▸ EXERCISE DIRECTIONS: All entries are to be given again verbatim.

>> start RECORDS FOR THIS TASK

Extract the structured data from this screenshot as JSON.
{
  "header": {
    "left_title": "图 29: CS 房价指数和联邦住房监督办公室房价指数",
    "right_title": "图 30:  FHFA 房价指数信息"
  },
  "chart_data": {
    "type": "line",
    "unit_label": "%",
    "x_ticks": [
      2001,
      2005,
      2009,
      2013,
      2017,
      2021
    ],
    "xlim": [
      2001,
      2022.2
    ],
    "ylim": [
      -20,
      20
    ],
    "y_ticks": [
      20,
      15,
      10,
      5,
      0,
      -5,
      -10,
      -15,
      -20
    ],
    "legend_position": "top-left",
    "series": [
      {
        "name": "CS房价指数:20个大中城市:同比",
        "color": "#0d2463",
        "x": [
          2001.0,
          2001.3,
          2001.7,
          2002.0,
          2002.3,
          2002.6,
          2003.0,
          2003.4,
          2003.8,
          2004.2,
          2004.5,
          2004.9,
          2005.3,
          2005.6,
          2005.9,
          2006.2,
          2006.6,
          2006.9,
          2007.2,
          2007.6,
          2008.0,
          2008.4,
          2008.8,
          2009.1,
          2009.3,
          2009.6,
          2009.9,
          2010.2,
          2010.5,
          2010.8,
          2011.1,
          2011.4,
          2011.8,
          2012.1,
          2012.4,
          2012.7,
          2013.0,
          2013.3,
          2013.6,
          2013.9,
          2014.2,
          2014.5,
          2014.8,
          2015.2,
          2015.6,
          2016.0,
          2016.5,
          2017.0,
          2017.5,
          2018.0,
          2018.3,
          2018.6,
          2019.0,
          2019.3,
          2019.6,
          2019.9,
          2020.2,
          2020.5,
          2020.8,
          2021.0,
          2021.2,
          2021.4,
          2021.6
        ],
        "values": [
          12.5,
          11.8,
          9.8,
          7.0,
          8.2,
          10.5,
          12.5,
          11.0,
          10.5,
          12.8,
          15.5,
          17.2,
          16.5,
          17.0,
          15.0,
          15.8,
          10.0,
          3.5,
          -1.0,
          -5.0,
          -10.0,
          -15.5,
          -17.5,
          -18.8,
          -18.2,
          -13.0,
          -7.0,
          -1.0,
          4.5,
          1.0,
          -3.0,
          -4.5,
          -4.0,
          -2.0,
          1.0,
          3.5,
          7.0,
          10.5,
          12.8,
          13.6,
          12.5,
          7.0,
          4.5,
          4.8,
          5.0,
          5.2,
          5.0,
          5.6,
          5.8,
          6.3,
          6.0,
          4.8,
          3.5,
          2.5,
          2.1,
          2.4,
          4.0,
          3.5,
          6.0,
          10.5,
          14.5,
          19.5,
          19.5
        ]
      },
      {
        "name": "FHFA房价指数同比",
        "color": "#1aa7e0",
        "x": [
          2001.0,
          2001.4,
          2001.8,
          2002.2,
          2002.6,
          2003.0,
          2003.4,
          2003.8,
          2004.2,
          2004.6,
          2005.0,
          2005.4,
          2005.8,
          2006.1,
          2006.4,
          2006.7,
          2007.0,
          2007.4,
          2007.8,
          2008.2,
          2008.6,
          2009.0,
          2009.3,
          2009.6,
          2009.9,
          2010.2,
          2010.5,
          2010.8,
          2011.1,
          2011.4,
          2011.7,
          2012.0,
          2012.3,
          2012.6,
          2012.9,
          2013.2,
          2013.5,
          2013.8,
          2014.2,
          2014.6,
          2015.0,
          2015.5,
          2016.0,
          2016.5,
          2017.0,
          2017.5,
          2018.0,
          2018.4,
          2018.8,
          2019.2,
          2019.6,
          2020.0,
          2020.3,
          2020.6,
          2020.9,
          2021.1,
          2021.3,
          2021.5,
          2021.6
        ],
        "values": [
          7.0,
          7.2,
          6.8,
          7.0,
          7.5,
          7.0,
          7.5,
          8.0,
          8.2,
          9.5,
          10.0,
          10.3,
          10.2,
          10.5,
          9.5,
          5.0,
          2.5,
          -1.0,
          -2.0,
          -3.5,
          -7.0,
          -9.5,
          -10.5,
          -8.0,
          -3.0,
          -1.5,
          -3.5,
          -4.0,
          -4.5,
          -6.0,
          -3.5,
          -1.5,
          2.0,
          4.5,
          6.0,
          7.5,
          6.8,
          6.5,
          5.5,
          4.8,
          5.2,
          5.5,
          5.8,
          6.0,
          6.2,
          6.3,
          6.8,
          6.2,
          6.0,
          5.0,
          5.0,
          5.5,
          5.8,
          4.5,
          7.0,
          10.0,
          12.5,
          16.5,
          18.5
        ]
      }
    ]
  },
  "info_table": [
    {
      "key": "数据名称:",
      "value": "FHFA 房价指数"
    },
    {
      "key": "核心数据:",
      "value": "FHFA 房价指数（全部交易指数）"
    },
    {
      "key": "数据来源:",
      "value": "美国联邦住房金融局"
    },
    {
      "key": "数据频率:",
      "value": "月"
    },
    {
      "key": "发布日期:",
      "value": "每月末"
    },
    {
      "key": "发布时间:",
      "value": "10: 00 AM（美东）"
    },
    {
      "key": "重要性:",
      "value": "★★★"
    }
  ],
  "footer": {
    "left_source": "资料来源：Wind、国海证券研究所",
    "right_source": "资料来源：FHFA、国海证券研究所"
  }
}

>> end RECORDS FOR THIS TASK

▸ RESULT OF THIS EXERCISE:
Extract the structured data from this screenshot as JSON.
{
  "header": {
    "left_title": "图 29: CS 房价指数和联邦住房监督办公室房价指数",
    "right_title": "图 30:  FHFA 房价指数信息"
  },
  "chart_data": {
    "type": "line",
    "unit_label": "%",
    "x_ticks": [
      2001,
      2005,
      2009,
      2013,
      2017,
      2021
    ],
    "xlim": [
      2001,
      2022.2
    ],
    "ylim": [
      -20,
      20
    ],
    "y_ticks": [
      20,
      15,
      10,
      5,
      0,
      -5,
      -10,
      -15,
      -20
    ],
    "legend_position": "top-left",
    "series": [
      {
        "name": "CS房价指数:20个大中城市:同比",
        "color": "#0d2463",
        "x": [
          2001.0,
          2001.3,
          2001.7,
          2002.0,
          2002.3,
          2002.6,
          2003.0,
          2003.4,
          2003.8,
          2004.2,
          2004.5,
          2004.9,
          2005.3,
          2005.6,
          2005.9,
          2006.2,
          2006.6,
          2006.9,
          2007.2,
          2007.6,
          2008.0,
          2008.4,
          2008.8,
          2009.1,
          2009.3,
          2009.6,
          2009.9,
          2010.2,
          2010.5,
          2010.8,
          2011.1,
          2011.4,
          2011.8,
          2012.1,
          2012.4,
          2012.7,
          2013.0,
          2013.3,
          2013.6,
          2013.9,
          2014.2,
          2014.5,
          2014.8,
          2015.2,
          2015.6,
          2016.0,
          2016.5,
          2017.0,
          2017.5,
          2018.0,
          2018.3,
          2018.6,
          2019.0,
          2019.3,
          2019.6,
          2019.9,
          2020.2,
          2020.5,
          2020.8,
          2021.0,
          2021.2,
          2021.4,
          2021.6
        ],
        "values": [
          12.5,
          11.8,
          9.8,
          7.0,
          8.2,
          10.5,
          12.5,
          11.0,
          10.5,
          12.8,
          15.5,
          17.2,
          16.5,
          17.0,
          15.0,
          15.8,
          10.0,
          3.5,
          -1.0,
          -5.0,
          -10.0,
          -15.5,
          -17.5,
          -18.8,
          -18.2,
          -13.0,
          -7.0,
          -1.0,
          4.5,
          1.0,
          -3.0,
          -4.5,
          -4.0,
          -2.0,
          1.0,
          3.5,
          7.0,
          10.5,
          12.8,
          13.6,
          12.5,
          7.0,
          4.5,
          4.8,
          5.0,
          5.2,
          5.0,
          5.6,
          5.8,
          6.3,
          6.0,
          4.8,
          3.5,
          2.5,
          2.1,
          2.4,
          4.0,
          3.5,
          6.0,
          10.5,
          14.5,
          19.5,
          19.5
        ]
      },
      {
        "name": "FHFA房价指数同比",
        "color": "#1aa7e0",
        "x": [
          2001.0,
          2001.4,
          2001.8,
          2002.2,
          2002.6,
          2003.0,
          2003.4,
          2003.8,
          2004.2,
          2004.6,
          2005.0,
          2005.4,
          2005.8,
          2006.1,
          2006.4,
          2006.7,
          2007.0,
          2007.4,
          2007.8,
          2008.2,
          2008.6,
          2009.0,
          2009.3,
          2009.6,
          2009.9,
          2010.2,
          2010.5,
          2010.8,
          2011.1,
          2011.4,
          2011.7,
          2012.0,
          2012.3,
          2012.6,
          2012.9,
          2013.2,
          2013.5,
          2013.8,
          2014.2,
          2014.6,
          2015.0,
          2015.5,
          2016.0,
          2016.5,
          2017.0,
          2017.5,
          2018.0,
          2018.4,
          2018.8,
          2019.2,
          2019.6,
          2020.0,
          2020.3,
          2020.6,
          2020.9,
          2021.1,
          2021.3,
          2021.5,
          2021.6
        ],
        "values": [
          7.0,
          7.2,
          6.8,
          7.0,
          7.5,
          7.0,
          7.5,
          8.0,
          8.2,
          9.5,
          10.0,
          10.3,
          10.2,
          10.5,
          9.5,
          5.0,
          2.5,
          -1.0,
          -2.0,
          -3.5,
          -7.0,
          -9.5,
          -10.5,
          -8.0,
          -3.0,
          -1.5,
          -3.5,
          -4.0,
          -4.5,
          -6.0,
          -3.5,
          -1.5,
          2.0,
          4.5,
          6.0,
          7.5,
          6.8,
          6.5,
          5.5,
          4.8,
          5.2,
          5.5,
          5.8,
          6.0,
          6.2,
          6.3,
          6.8,
          6.2,
          6.0,
          5.0,
          5.0,
          5.5,
          5.8,
          4.5,
          7.0,
          10.0,
          12.5,
          16.5,
          18.5
        ]
      }
    ]
  },
  "info_table": [
    {
      "key": "数据名称:",
      "value": "FHFA 房价指数"
    },
    {
      "key": "核心数据:",
      "value": "FHFA 房价指数（全部交易指数）"
    },
    {
      "key": "数据来源:",
      "value": "美国联邦住房金融局"
    },
    {
      "key": "数据频率:",
      "value": "月"
    },
    {
      "key": "发布日期:",
      "value": "每月末"
    },
    {
      "key": "发布时间:",
      "value": "10: 00 AM（美东）"
    },
    {
      "key": "重要性:",
      "value": "★★★"
    }
  ],
  "footer": {
    "left_source": "资料来源：Wind、国海证券研究所",
    "right_source": "资料来源：FHFA、国海证券研究所"
  }
}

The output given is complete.